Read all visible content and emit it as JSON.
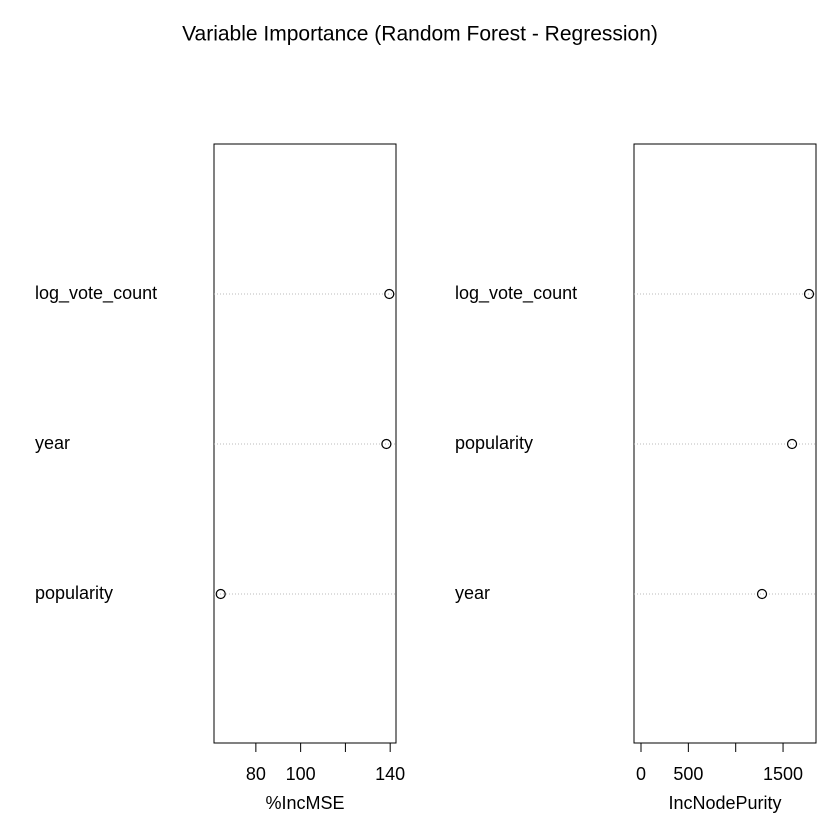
{
  "title": "Variable Importance (Random Forest - Regression)",
  "chart_data": [
    {
      "type": "dot",
      "xlabel": "%IncMSE",
      "categories": [
        "log_vote_count",
        "year",
        "popularity"
      ],
      "values": [
        139.6,
        138.3,
        64.3
      ],
      "xlim": [
        61.3,
        142.6
      ],
      "xticks": [
        80,
        100,
        140
      ],
      "xminor_ticks": [
        120
      ],
      "grid": true,
      "color": "#000000"
    },
    {
      "type": "dot",
      "xlabel": "IncNodePurity",
      "categories": [
        "log_vote_count",
        "popularity",
        "year"
      ],
      "values": [
        1774,
        1595,
        1278
      ],
      "xlim": [
        -74,
        1848
      ],
      "xticks": [
        0,
        500,
        1500
      ],
      "xminor_ticks": [
        1000
      ],
      "grid": true,
      "color": "#000000"
    }
  ]
}
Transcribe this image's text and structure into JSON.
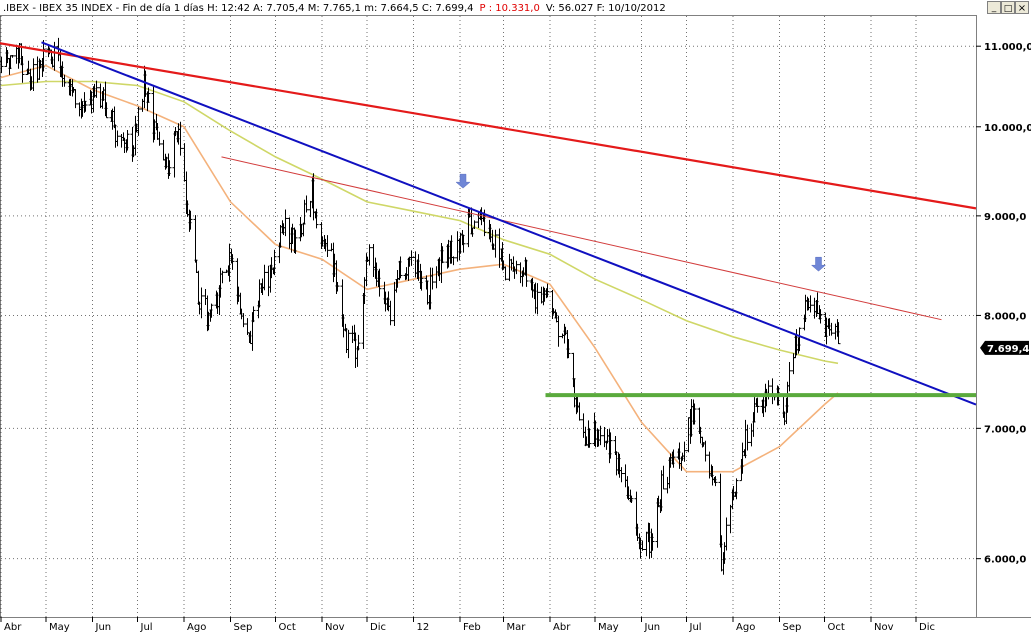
{
  "header": {
    "text": ".IBEX - IBEX 35 INDEX - Fin de día 1 días  H: 12:42  A: 7.705,4  M: 7.765,1  m: 7.664,5  C: 7.699,4",
    "p_text": "P : 10.331,0",
    "tail_text": "V: 56.027  F: 10/10/2012"
  },
  "window_controls": {
    "minimize": "_",
    "maximize": "□",
    "close": "×"
  },
  "colors": {
    "bars": "#000000",
    "ma_short": "#f4b27c",
    "ma_long": "#cfd767",
    "trend_red_thick": "#e41a1a",
    "trend_red_thin": "#d23c3c",
    "trend_blue": "#1010c0",
    "support_green": "#5aaa3c",
    "arrow": "#6f86d6",
    "grid": "#000000"
  },
  "chart_data": {
    "type": "candlestick",
    "title": ".IBEX - IBEX 35 INDEX",
    "y_scale": "log",
    "ylim": [
      5600,
      11400
    ],
    "y_ticks": [
      {
        "value": 6000,
        "label": "6.000,0"
      },
      {
        "value": 7000,
        "label": "7.000,0"
      },
      {
        "value": 8000,
        "label": "8.000,0"
      },
      {
        "value": 9000,
        "label": "9.000,0"
      },
      {
        "value": 10000,
        "label": "10.000,0"
      },
      {
        "value": 11000,
        "label": "11.000,0"
      }
    ],
    "last_price": {
      "value": 7699.4,
      "label": "7.699,4"
    },
    "xlim": [
      "2011-04-01",
      "2013-01-10"
    ],
    "x_ticks": [
      {
        "date": "2011-04-01",
        "label": "Abr"
      },
      {
        "date": "2011-05-01",
        "label": "May"
      },
      {
        "date": "2011-06-01",
        "label": "Jun"
      },
      {
        "date": "2011-07-01",
        "label": "Jul"
      },
      {
        "date": "2011-08-01",
        "label": "Ago"
      },
      {
        "date": "2011-09-01",
        "label": "Sep"
      },
      {
        "date": "2011-10-01",
        "label": "Oct"
      },
      {
        "date": "2011-11-01",
        "label": "Nov"
      },
      {
        "date": "2011-12-01",
        "label": "Dic"
      },
      {
        "date": "2012-01-01",
        "label": "12"
      },
      {
        "date": "2012-02-01",
        "label": "Feb"
      },
      {
        "date": "2012-03-01",
        "label": "Mar"
      },
      {
        "date": "2012-04-01",
        "label": "Abr"
      },
      {
        "date": "2012-05-01",
        "label": "May"
      },
      {
        "date": "2012-06-01",
        "label": "Jun"
      },
      {
        "date": "2012-07-01",
        "label": "Jul"
      },
      {
        "date": "2012-08-01",
        "label": "Ago"
      },
      {
        "date": "2012-09-01",
        "label": "Sep"
      },
      {
        "date": "2012-10-01",
        "label": "Oct"
      },
      {
        "date": "2012-11-01",
        "label": "Nov"
      },
      {
        "date": "2012-12-01",
        "label": "Dic"
      }
    ],
    "price_path": [
      [
        "2011-04-01",
        10800
      ],
      [
        "2011-04-12",
        10950
      ],
      [
        "2011-04-20",
        10550
      ],
      [
        "2011-05-03",
        10950
      ],
      [
        "2011-05-12",
        10700
      ],
      [
        "2011-05-24",
        10200
      ],
      [
        "2011-06-06",
        10400
      ],
      [
        "2011-06-16",
        9950
      ],
      [
        "2011-06-27",
        9800
      ],
      [
        "2011-07-05",
        10500
      ],
      [
        "2011-07-12",
        9950
      ],
      [
        "2011-07-19",
        9450
      ],
      [
        "2011-07-27",
        10000
      ],
      [
        "2011-08-04",
        9000
      ],
      [
        "2011-08-10",
        8200
      ],
      [
        "2011-08-18",
        7950
      ],
      [
        "2011-08-25",
        8300
      ],
      [
        "2011-09-01",
        8600
      ],
      [
        "2011-09-07",
        8100
      ],
      [
        "2011-09-13",
        7700
      ],
      [
        "2011-09-20",
        8300
      ],
      [
        "2011-09-28",
        8400
      ],
      [
        "2011-10-06",
        8900
      ],
      [
        "2011-10-14",
        8700
      ],
      [
        "2011-10-25",
        9250
      ],
      [
        "2011-10-31",
        8700
      ],
      [
        "2011-11-08",
        8500
      ],
      [
        "2011-11-17",
        7800
      ],
      [
        "2011-11-24",
        7700
      ],
      [
        "2011-12-01",
        8600
      ],
      [
        "2011-12-08",
        8300
      ],
      [
        "2011-12-16",
        8050
      ],
      [
        "2011-12-23",
        8500
      ],
      [
        "2012-01-03",
        8500
      ],
      [
        "2012-01-10",
        8200
      ],
      [
        "2012-01-20",
        8600
      ],
      [
        "2012-01-27",
        8650
      ],
      [
        "2012-02-03",
        8800
      ],
      [
        "2012-02-10",
        9000
      ],
      [
        "2012-02-17",
        8900
      ],
      [
        "2012-02-24",
        8700
      ],
      [
        "2012-03-02",
        8400
      ],
      [
        "2012-03-09",
        8500
      ],
      [
        "2012-03-16",
        8450
      ],
      [
        "2012-03-23",
        8100
      ],
      [
        "2012-03-30",
        8300
      ],
      [
        "2012-04-05",
        7900
      ],
      [
        "2012-04-12",
        7700
      ],
      [
        "2012-04-20",
        7100
      ],
      [
        "2012-04-26",
        6900
      ],
      [
        "2012-05-04",
        7000
      ],
      [
        "2012-05-11",
        6800
      ],
      [
        "2012-05-18",
        6600
      ],
      [
        "2012-05-25",
        6400
      ],
      [
        "2012-06-01",
        6100
      ],
      [
        "2012-06-08",
        6100
      ],
      [
        "2012-06-15",
        6600
      ],
      [
        "2012-06-22",
        6700
      ],
      [
        "2012-06-29",
        6850
      ],
      [
        "2012-07-06",
        7200
      ],
      [
        "2012-07-13",
        6800
      ],
      [
        "2012-07-20",
        6500
      ],
      [
        "2012-07-24",
        5950
      ],
      [
        "2012-07-31",
        6450
      ],
      [
        "2012-08-07",
        6800
      ],
      [
        "2012-08-14",
        7100
      ],
      [
        "2012-08-21",
        7250
      ],
      [
        "2012-08-28",
        7300
      ],
      [
        "2012-09-04",
        7150
      ],
      [
        "2012-09-07",
        7500
      ],
      [
        "2012-09-14",
        7850
      ],
      [
        "2012-09-21",
        8150
      ],
      [
        "2012-09-25",
        8050
      ],
      [
        "2012-10-01",
        7850
      ],
      [
        "2012-10-05",
        7950
      ],
      [
        "2012-10-10",
        7699
      ]
    ],
    "moving_averages": [
      {
        "name": "MA short",
        "color": "#f4b27c",
        "points": [
          [
            "2011-04-01",
            10600
          ],
          [
            "2011-05-01",
            10750
          ],
          [
            "2011-06-01",
            10450
          ],
          [
            "2011-07-01",
            10250
          ],
          [
            "2011-08-01",
            10000
          ],
          [
            "2011-09-01",
            9150
          ],
          [
            "2011-10-01",
            8700
          ],
          [
            "2011-11-01",
            8550
          ],
          [
            "2011-12-01",
            8250
          ],
          [
            "2012-01-01",
            8350
          ],
          [
            "2012-02-01",
            8450
          ],
          [
            "2012-03-01",
            8500
          ],
          [
            "2012-04-01",
            8300
          ],
          [
            "2012-05-01",
            7700
          ],
          [
            "2012-06-01",
            7050
          ],
          [
            "2012-07-01",
            6650
          ],
          [
            "2012-08-01",
            6650
          ],
          [
            "2012-09-01",
            6850
          ],
          [
            "2012-10-01",
            7200
          ],
          [
            "2012-10-10",
            7300
          ]
        ]
      },
      {
        "name": "MA long",
        "color": "#cfd767",
        "points": [
          [
            "2011-04-01",
            10500
          ],
          [
            "2011-05-01",
            10550
          ],
          [
            "2011-06-01",
            10550
          ],
          [
            "2011-07-01",
            10500
          ],
          [
            "2011-08-01",
            10300
          ],
          [
            "2011-09-01",
            9950
          ],
          [
            "2011-10-01",
            9650
          ],
          [
            "2011-11-01",
            9400
          ],
          [
            "2011-12-01",
            9150
          ],
          [
            "2012-01-01",
            9050
          ],
          [
            "2012-02-01",
            8950
          ],
          [
            "2012-03-01",
            8750
          ],
          [
            "2012-04-01",
            8600
          ],
          [
            "2012-05-01",
            8350
          ],
          [
            "2012-06-01",
            8150
          ],
          [
            "2012-07-01",
            7950
          ],
          [
            "2012-08-01",
            7800
          ],
          [
            "2012-09-01",
            7680
          ],
          [
            "2012-10-01",
            7580
          ],
          [
            "2012-10-10",
            7560
          ]
        ]
      }
    ],
    "trend_lines": [
      {
        "name": "red-thick",
        "color": "#e41a1a",
        "width": 2.2,
        "from": [
          "2011-03-28",
          11050
        ],
        "to": [
          "2013-01-10",
          9080
        ]
      },
      {
        "name": "red-thin",
        "color": "#d23c3c",
        "width": 1,
        "from": [
          "2011-08-26",
          9650
        ],
        "to": [
          "2012-12-18",
          7960
        ]
      },
      {
        "name": "blue",
        "color": "#1010c0",
        "width": 2,
        "from": [
          "2011-04-28",
          11050
        ],
        "to": [
          "2013-01-10",
          7200
        ]
      },
      {
        "name": "green-support",
        "color": "#5aaa3c",
        "width": 4,
        "from": [
          "2012-03-29",
          7280
        ],
        "to": [
          "2013-01-10",
          7280
        ]
      }
    ],
    "arrows": [
      {
        "date": "2012-02-03",
        "value": 9300
      },
      {
        "date": "2012-09-27",
        "value": 8430
      }
    ]
  }
}
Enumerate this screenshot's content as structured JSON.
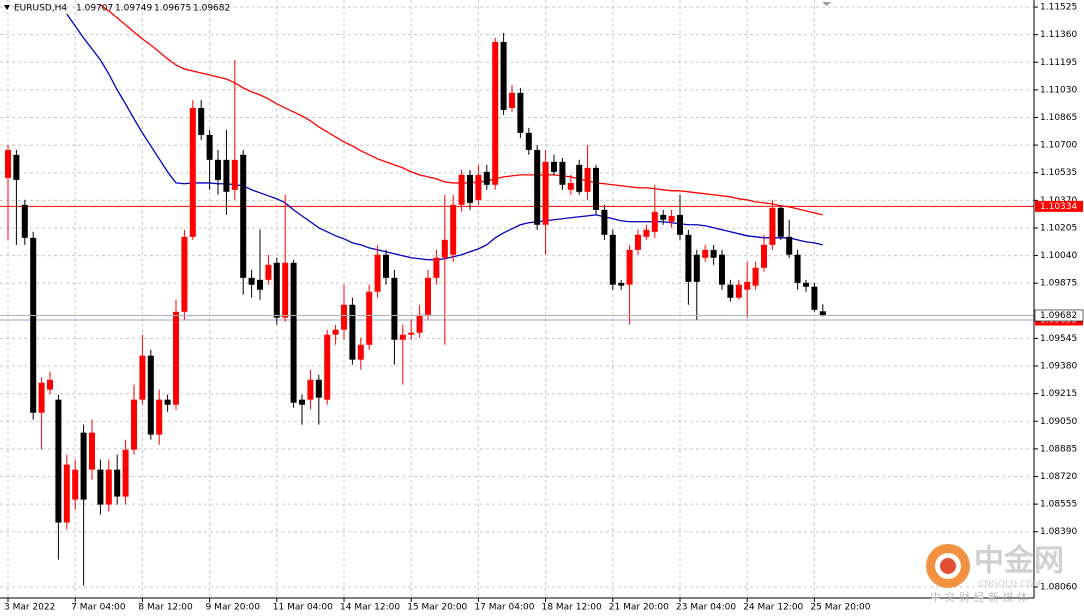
{
  "chart_data": {
    "type": "candlestick",
    "title": "EURUSD,H4",
    "bull_color": "#ff0000",
    "bear_color": "#000000",
    "categories": [
      "3 Mar 2022",
      null,
      null,
      null,
      null,
      null,
      null,
      null,
      "7 Mar 04:00",
      null,
      null,
      null,
      null,
      null,
      null,
      null,
      "8 Mar 12:00",
      null,
      null,
      null,
      null,
      null,
      null,
      null,
      "9 Mar 20:00",
      null,
      null,
      null,
      null,
      null,
      null,
      null,
      "11 Mar 04:00",
      null,
      null,
      null,
      null,
      null,
      null,
      null,
      "14 Mar 12:00",
      null,
      null,
      null,
      null,
      null,
      null,
      null,
      "15 Mar 20:00",
      null,
      null,
      null,
      null,
      null,
      null,
      null,
      "17 Mar 04:00",
      null,
      null,
      null,
      null,
      null,
      null,
      null,
      "18 Mar 12:00",
      null,
      null,
      null,
      null,
      null,
      null,
      null,
      "21 Mar 20:00",
      null,
      null,
      null,
      null,
      null,
      null,
      null,
      "23 Mar 04:00",
      null,
      null,
      null,
      null,
      null,
      null,
      null,
      "24 Mar 12:00",
      null,
      null,
      null,
      null,
      null,
      null,
      null,
      "25 Mar 20:00",
      null
    ],
    "open": [
      1.10504,
      1.10642,
      1.10343,
      1.10146,
      1.09101,
      1.09239,
      1.09179,
      1.08445,
      1.08582,
      1.08982,
      1.08761,
      1.08761,
      1.08552,
      1.08761,
      1.086,
      1.0888,
      1.09179,
      1.09442,
      1.0897,
      1.09179,
      1.09149,
      1.09704,
      1.10152,
      1.10922,
      1.10761,
      1.10612,
      1.10612,
      1.10433,
      1.10642,
      1.09907,
      1.09895,
      1.09895,
      1.09997,
      1.09669,
      1.09997,
      1.09179,
      1.09179,
      1.09298,
      1.09179,
      1.09567,
      1.09597,
      1.09746,
      1.09418,
      1.09507,
      1.09824,
      1.10045,
      1.09907,
      1.09537,
      1.09567,
      1.09579,
      1.09686,
      1.09907,
      1.10027,
      1.10045,
      1.10343,
      1.10522,
      1.10373,
      1.1054,
      1.10463,
      1.11316,
      1.10922,
      1.11012,
      1.10773,
      1.10671,
      1.10224,
      1.106,
      1.106,
      1.10433,
      1.10582,
      1.10421,
      1.10564,
      1.10313,
      1.10164,
      1.09877,
      1.09866,
      1.10074,
      1.10152,
      1.10182,
      1.10283,
      1.10242,
      1.10283,
      1.10164,
      1.10045,
      1.10027,
      1.10074,
      1.10045,
      1.09866,
      1.09788,
      1.09836,
      1.0986,
      1.09967,
      1.10104,
      1.10325,
      1.10152,
      1.10045,
      1.09877,
      1.09854,
      1.09707
    ],
    "high": [
      1.10701,
      1.10671,
      1.10373,
      1.10182,
      1.0931,
      1.09346,
      1.09209,
      1.08851,
      1.08821,
      1.0903,
      1.0906,
      1.08821,
      1.08821,
      1.08851,
      1.0894,
      1.09269,
      1.09567,
      1.09477,
      1.09239,
      1.09209,
      1.09776,
      1.10194,
      1.1097,
      1.1097,
      1.10791,
      1.10671,
      1.10791,
      1.11209,
      1.10671,
      1.09955,
      1.10194,
      1.10045,
      1.10027,
      1.10403,
      1.10015,
      1.09209,
      1.09358,
      1.09328,
      1.09597,
      1.09627,
      1.09866,
      1.09788,
      1.09549,
      1.09866,
      1.10104,
      1.10074,
      1.09955,
      1.09627,
      1.09657,
      1.09746,
      1.09955,
      1.10074,
      1.10403,
      1.10403,
      1.10552,
      1.10552,
      1.10582,
      1.10582,
      1.1134,
      1.1137,
      1.1106,
      1.11042,
      1.10803,
      1.10701,
      1.10671,
      1.10642,
      1.10624,
      1.10522,
      1.10612,
      1.10701,
      1.10582,
      1.10343,
      1.10194,
      1.09895,
      1.10104,
      1.10194,
      1.10224,
      1.10463,
      1.10313,
      1.10313,
      1.10403,
      1.10194,
      1.10074,
      1.10104,
      1.10104,
      1.10074,
      1.09895,
      1.09895,
      1.10003,
      1.10003,
      1.10164,
      1.10373,
      1.10343,
      1.10254,
      1.10074,
      1.09895,
      1.09877,
      1.09749
    ],
    "low": [
      1.10134,
      1.10104,
      1.10104,
      1.0906,
      1.0888,
      1.09209,
      1.08224,
      1.08403,
      1.08522,
      1.08069,
      1.08701,
      1.08492,
      1.0851,
      1.08552,
      1.08552,
      1.08851,
      1.09149,
      1.0894,
      1.0891,
      1.09107,
      1.09119,
      1.09657,
      1.10134,
      1.10731,
      1.10433,
      1.10403,
      1.10283,
      1.10373,
      1.09806,
      1.09788,
      1.09776,
      1.09866,
      1.09627,
      1.09645,
      1.09131,
      1.0903,
      1.09119,
      1.0903,
      1.09149,
      1.09507,
      1.09537,
      1.09388,
      1.09358,
      1.09477,
      1.09788,
      1.09866,
      1.09388,
      1.09269,
      1.09537,
      1.09549,
      1.09657,
      1.09866,
      1.09507,
      1.10003,
      1.10301,
      1.10313,
      1.10343,
      1.10433,
      1.10433,
      1.1088,
      1.10898,
      1.10743,
      1.10642,
      1.10194,
      1.10045,
      1.10522,
      1.10433,
      1.10403,
      1.10403,
      1.10373,
      1.10283,
      1.10134,
      1.09836,
      1.09836,
      1.09627,
      1.10045,
      1.10134,
      1.10146,
      1.10224,
      1.10206,
      1.10134,
      1.09746,
      1.09657,
      1.10003,
      1.09985,
      1.09836,
      1.09764,
      1.09776,
      1.09669,
      1.09836,
      1.09943,
      1.10074,
      1.10134,
      1.10027,
      1.09836,
      1.09824,
      1.09704,
      1.09675
    ],
    "close": [
      1.10671,
      1.10492,
      1.10146,
      1.09101,
      1.0928,
      1.09298,
      1.08445,
      1.08791,
      1.08761,
      1.08582,
      1.08982,
      1.08552,
      1.08761,
      1.086,
      1.0888,
      1.09179,
      1.09442,
      1.0897,
      1.09179,
      1.09149,
      1.09704,
      1.10152,
      1.10922,
      1.10761,
      1.10612,
      1.10492,
      1.10421,
      1.10612,
      1.09907,
      1.09866,
      1.09836,
      1.09985,
      1.09669,
      1.09997,
      1.09161,
      1.09149,
      1.09298,
      1.09191,
      1.09567,
      1.09597,
      1.09746,
      1.09418,
      1.09507,
      1.09824,
      1.10045,
      1.09907,
      1.09537,
      1.09567,
      1.09579,
      1.09686,
      1.09907,
      1.10027,
      1.10134,
      1.10343,
      1.10522,
      1.10355,
      1.10522,
      1.10463,
      1.11316,
      1.1091,
      1.11012,
      1.10773,
      1.10671,
      1.10224,
      1.106,
      1.1054,
      1.10463,
      1.10474,
      1.10421,
      1.10564,
      1.10313,
      1.10164,
      1.09866,
      1.0986,
      1.10074,
      1.10164,
      1.10194,
      1.10301,
      1.10254,
      1.10277,
      1.10164,
      1.09883,
      1.09883,
      1.10074,
      1.10027,
      1.09866,
      1.09788,
      1.09866,
      1.09883,
      1.09967,
      1.10104,
      1.10325,
      1.10152,
      1.10045,
      1.09877,
      1.09854,
      1.09716,
      1.09682
    ],
    "series": [
      {
        "color": "#ff0000",
        "values": [
          null,
          null,
          null,
          null,
          null,
          null,
          null,
          null,
          null,
          null,
          null,
          1.11537,
          1.11501,
          1.1146,
          1.11418,
          1.11376,
          1.11334,
          1.11298,
          1.11257,
          1.11215,
          1.11179,
          1.11155,
          1.11143,
          1.11131,
          1.11119,
          1.11107,
          1.11095,
          1.11072,
          1.11042,
          1.11018,
          1.11,
          1.10976,
          1.10946,
          1.10922,
          1.10898,
          1.10874,
          1.10845,
          1.10809,
          1.10779,
          1.10749,
          1.10719,
          1.10695,
          1.10666,
          1.10642,
          1.10618,
          1.106,
          1.10582,
          1.10564,
          1.1054,
          1.10522,
          1.1051,
          1.10498,
          1.1048,
          1.10474,
          1.10474,
          1.10474,
          1.1048,
          1.10486,
          1.10498,
          1.1051,
          1.10516,
          1.10522,
          1.10522,
          1.10522,
          1.10522,
          1.10522,
          1.10516,
          1.1051,
          1.10498,
          1.10486,
          1.10474,
          1.10469,
          1.10463,
          1.10457,
          1.10451,
          1.10445,
          1.10445,
          1.10439,
          1.10433,
          1.10427,
          1.10427,
          1.10421,
          1.10415,
          1.10409,
          1.10403,
          1.10397,
          1.10391,
          1.10379,
          1.10373,
          1.10361,
          1.10355,
          1.10349,
          1.10337,
          1.10331,
          1.10319,
          1.10307,
          1.10295,
          1.10283
        ]
      },
      {
        "color": "#0000c0",
        "values": [
          null,
          null,
          null,
          null,
          null,
          null,
          null,
          1.11483,
          1.11412,
          1.1134,
          1.11275,
          1.11209,
          1.11125,
          1.1103,
          1.10946,
          1.10857,
          1.10773,
          1.10695,
          1.10618,
          1.1054,
          1.10474,
          1.10469,
          1.10474,
          1.10474,
          1.10474,
          1.10469,
          1.10469,
          1.10463,
          1.10457,
          1.10433,
          1.10415,
          1.10397,
          1.10379,
          1.10355,
          1.10313,
          1.10277,
          1.10242,
          1.10206,
          1.10182,
          1.10158,
          1.1014,
          1.10116,
          1.10104,
          1.10086,
          1.10074,
          1.10063,
          1.10051,
          1.10039,
          1.10027,
          1.10021,
          1.10015,
          1.10015,
          1.10021,
          1.10033,
          1.10045,
          1.10063,
          1.1008,
          1.10104,
          1.10146,
          1.10176,
          1.102,
          1.10224,
          1.10236,
          1.10242,
          1.10248,
          1.10254,
          1.1026,
          1.10266,
          1.10272,
          1.10277,
          1.10283,
          1.10272,
          1.1026,
          1.10248,
          1.10242,
          1.10242,
          1.10242,
          1.10242,
          1.10242,
          1.10236,
          1.1023,
          1.10224,
          1.10224,
          1.10218,
          1.10206,
          1.10194,
          1.10182,
          1.1017,
          1.10158,
          1.10152,
          1.10146,
          1.10146,
          1.10146,
          1.10146,
          1.10134,
          1.10122,
          1.10116,
          1.10104
        ]
      }
    ],
    "price_lines": [
      {
        "value": 1.10334,
        "color": "#ff0000"
      },
      {
        "value": 1.09655,
        "color": "#a0a0d0"
      }
    ],
    "ylim": [
      1.07994,
      1.11567
    ],
    "yticks": [
      1.11525,
      {
        "value": 1.1136,
        "label": "1.11360"
      },
      1.11195,
      {
        "value": 1.1103,
        "label": "1.11030"
      },
      1.10865,
      {
        "value": 1.107,
        "label": "1.10700"
      },
      1.10535,
      {
        "value": 1.1037,
        "label": "1.10370"
      },
      1.10205,
      {
        "value": 1.1004,
        "label": "1.10040"
      },
      1.09875,
      1.09545,
      {
        "value": 1.0938,
        "label": "1.09380"
      },
      1.09215,
      {
        "value": 1.0905,
        "label": "1.09050"
      },
      1.08885,
      {
        "value": 1.0872,
        "label": "1.08720"
      },
      1.08555,
      {
        "value": 1.0839,
        "label": "1.08390"
      },
      {
        "value": 1.0806,
        "label": "1.08060"
      }
    ],
    "grid": true
  },
  "watermark": {
    "brand": "中金网",
    "site": "CNGOLD.COM",
    "tagline": "中 文 财 经 新 媒 体"
  }
}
★ ★ ★ ★
# SET TASK
Scan the listing above for the word "title" and show each line where it is found.

# OUTPUT FOR THIS EXERCISE
  "title": "Variable Importance (Random Forest - Regression)",
    "title": ".IBEX - IBEX 35 INDEX",
    "title": "EURUSD,H4",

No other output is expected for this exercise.